━━ Data listing ━━

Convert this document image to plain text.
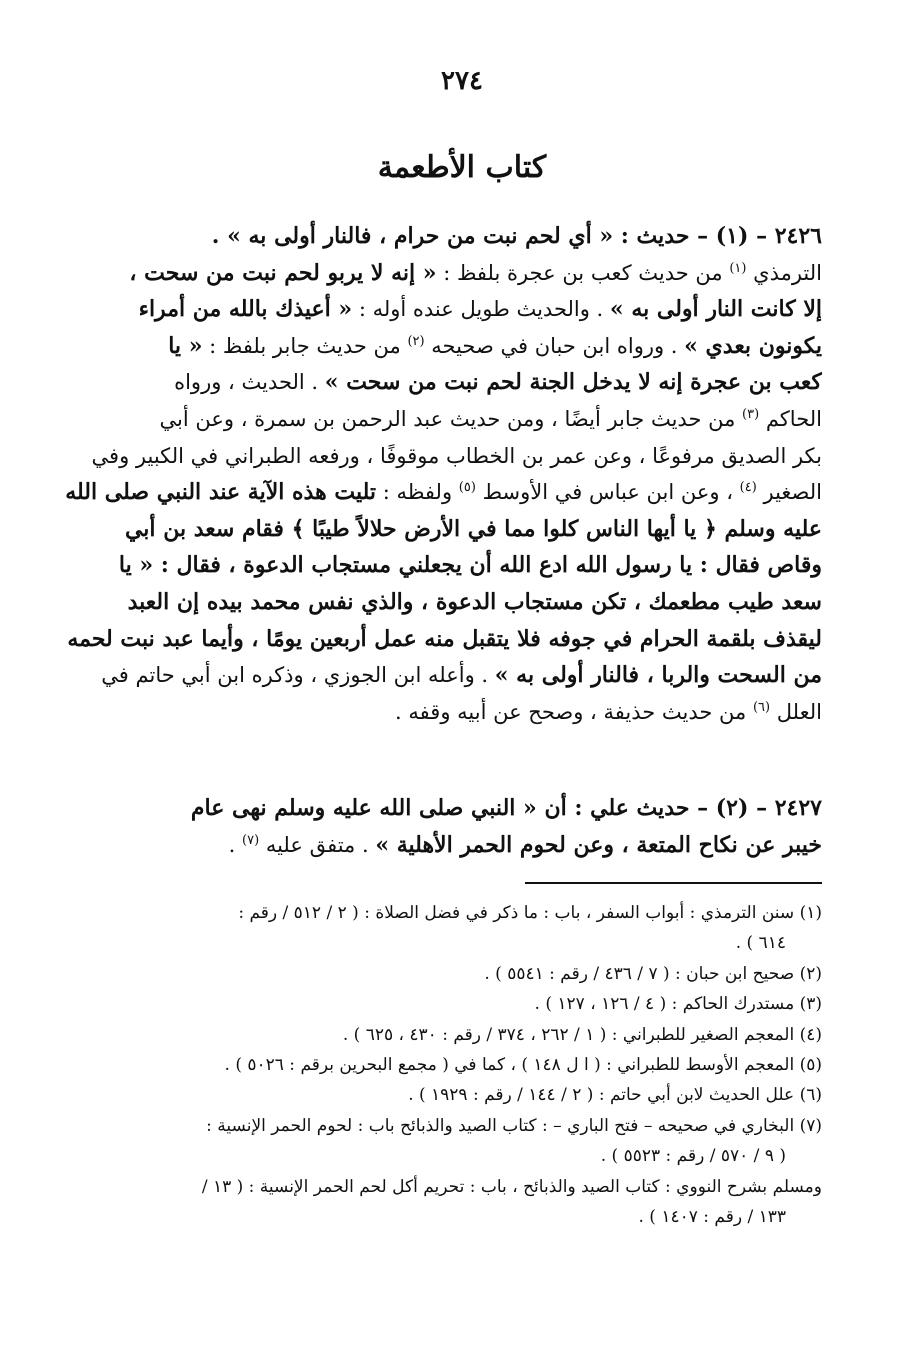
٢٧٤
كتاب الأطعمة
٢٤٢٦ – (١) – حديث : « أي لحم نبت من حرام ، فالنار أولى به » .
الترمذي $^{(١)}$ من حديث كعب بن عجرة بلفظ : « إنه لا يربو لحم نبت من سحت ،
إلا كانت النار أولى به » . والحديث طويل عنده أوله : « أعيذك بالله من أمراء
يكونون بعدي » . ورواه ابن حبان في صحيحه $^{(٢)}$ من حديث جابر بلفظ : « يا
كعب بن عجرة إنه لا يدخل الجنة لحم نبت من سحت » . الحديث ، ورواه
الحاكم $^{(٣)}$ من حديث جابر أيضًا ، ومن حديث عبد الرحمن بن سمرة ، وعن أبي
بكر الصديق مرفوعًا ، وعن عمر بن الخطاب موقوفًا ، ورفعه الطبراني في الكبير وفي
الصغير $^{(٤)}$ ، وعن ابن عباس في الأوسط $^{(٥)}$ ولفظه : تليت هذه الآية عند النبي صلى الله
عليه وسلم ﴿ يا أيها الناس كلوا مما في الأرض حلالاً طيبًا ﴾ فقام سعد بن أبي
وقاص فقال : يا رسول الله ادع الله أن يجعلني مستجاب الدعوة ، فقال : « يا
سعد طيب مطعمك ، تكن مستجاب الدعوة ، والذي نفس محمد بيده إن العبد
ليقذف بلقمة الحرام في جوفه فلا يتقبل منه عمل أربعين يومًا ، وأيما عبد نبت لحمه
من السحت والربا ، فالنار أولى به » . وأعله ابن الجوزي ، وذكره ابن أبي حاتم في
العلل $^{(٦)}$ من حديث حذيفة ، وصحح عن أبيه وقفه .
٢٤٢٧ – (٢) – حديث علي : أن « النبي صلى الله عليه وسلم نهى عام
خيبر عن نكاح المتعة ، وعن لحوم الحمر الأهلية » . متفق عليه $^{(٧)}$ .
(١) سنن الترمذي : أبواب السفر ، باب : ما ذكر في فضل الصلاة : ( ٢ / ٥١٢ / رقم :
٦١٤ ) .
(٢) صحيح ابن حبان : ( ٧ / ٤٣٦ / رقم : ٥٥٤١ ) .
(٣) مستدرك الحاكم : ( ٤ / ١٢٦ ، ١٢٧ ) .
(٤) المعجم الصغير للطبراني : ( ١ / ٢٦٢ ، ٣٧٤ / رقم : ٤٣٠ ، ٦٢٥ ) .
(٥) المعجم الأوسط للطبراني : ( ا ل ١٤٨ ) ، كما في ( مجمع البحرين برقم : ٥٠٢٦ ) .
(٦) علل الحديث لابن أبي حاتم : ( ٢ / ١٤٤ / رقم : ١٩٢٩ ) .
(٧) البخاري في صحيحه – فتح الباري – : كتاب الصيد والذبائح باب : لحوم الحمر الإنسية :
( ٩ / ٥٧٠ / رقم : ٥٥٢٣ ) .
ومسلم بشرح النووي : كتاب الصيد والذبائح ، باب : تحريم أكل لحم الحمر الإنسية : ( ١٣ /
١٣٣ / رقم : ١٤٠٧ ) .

━━━
━━ Data listing ━━

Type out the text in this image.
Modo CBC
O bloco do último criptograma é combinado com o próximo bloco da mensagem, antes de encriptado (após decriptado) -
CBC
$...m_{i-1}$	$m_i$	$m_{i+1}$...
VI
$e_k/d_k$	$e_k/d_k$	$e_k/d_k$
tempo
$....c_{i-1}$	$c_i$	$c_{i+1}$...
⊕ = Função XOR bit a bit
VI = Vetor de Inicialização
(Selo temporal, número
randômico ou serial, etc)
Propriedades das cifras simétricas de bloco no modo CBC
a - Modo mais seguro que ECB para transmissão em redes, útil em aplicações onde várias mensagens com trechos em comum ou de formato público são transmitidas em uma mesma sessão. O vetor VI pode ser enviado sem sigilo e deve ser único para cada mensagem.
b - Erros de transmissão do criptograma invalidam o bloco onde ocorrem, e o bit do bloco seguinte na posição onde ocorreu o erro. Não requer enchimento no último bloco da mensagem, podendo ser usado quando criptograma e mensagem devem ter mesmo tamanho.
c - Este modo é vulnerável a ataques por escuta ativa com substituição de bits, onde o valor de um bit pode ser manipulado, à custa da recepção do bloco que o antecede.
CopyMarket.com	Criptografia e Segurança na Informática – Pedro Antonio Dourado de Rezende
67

━━━

● **Given task**:
Write out each line of the data that holds the string "transmissão".

● **Task result**:
a - Modo mais seguro que ECB para transmissão em redes, útil em aplicações onde várias mensagens com trechos em comum ou de formato público são transmitidas em uma mesma sessão. O vetor VI pode ser enviado sem sigilo e deve ser único para cada mensagem.
b - Erros de transmissão do criptograma invalidam o bloco onde ocorrem, e o bit do bloco seguinte na posição onde ocorreu o erro. Não requer enchimento no último bloco da mensagem, podendo ser usado quando criptograma e mensagem devem ter mesmo tamanho.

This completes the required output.